A block of data
________

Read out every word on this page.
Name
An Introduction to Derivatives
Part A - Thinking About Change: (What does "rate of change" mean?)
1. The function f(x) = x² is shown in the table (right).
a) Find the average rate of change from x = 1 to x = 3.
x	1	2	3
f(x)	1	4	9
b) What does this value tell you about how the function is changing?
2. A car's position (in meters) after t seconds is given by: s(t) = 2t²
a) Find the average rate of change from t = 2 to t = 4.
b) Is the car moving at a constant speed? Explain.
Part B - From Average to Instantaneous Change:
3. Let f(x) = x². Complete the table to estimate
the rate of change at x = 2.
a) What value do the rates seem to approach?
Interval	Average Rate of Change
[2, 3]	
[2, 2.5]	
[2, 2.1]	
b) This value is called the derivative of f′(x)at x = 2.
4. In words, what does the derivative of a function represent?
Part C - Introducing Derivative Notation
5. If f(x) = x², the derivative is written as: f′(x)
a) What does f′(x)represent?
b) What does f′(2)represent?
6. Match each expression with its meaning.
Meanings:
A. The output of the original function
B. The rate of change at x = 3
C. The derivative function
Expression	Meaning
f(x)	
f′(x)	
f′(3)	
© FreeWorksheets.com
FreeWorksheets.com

________

Required work: Repeat the data verbatim.

In response:
Read out every word on this page.
Name
An Introduction to Derivatives
Part A - Thinking About Change: (What does "rate of change" mean?)
1. The function f(x) = x² is shown in the table (right).
a) Find the average rate of change from x = 1 to x = 3.
x	1	2	3
f(x)	1	4	9
b) What does this value tell you about how the function is changing?
2. A car's position (in meters) after t seconds is given by: s(t) = 2t²
a) Find the average rate of change from t = 2 to t = 4.
b) Is the car moving at a constant speed? Explain.
Part B - From Average to Instantaneous Change:
3. Let f(x) = x². Complete the table to estimate
the rate of change at x = 2.
a) What value do the rates seem to approach?
Interval	Average Rate of Change
[2, 3]	
[2, 2.5]	
[2, 2.1]	
b) This value is called the derivative of f′(x)at x = 2.
4. In words, what does the derivative of a function represent?
Part C - Introducing Derivative Notation
5. If f(x) = x², the derivative is written as: f′(x)
a) What does f′(x)represent?
b) What does f′(2)represent?
6. Match each expression with its meaning.
Meanings:
A. The output of the original function
B. The rate of change at x = 3
C. The derivative function
Expression	Meaning
f(x)	
f′(x)	
f′(3)	
© FreeWorksheets.com
FreeWorksheets.com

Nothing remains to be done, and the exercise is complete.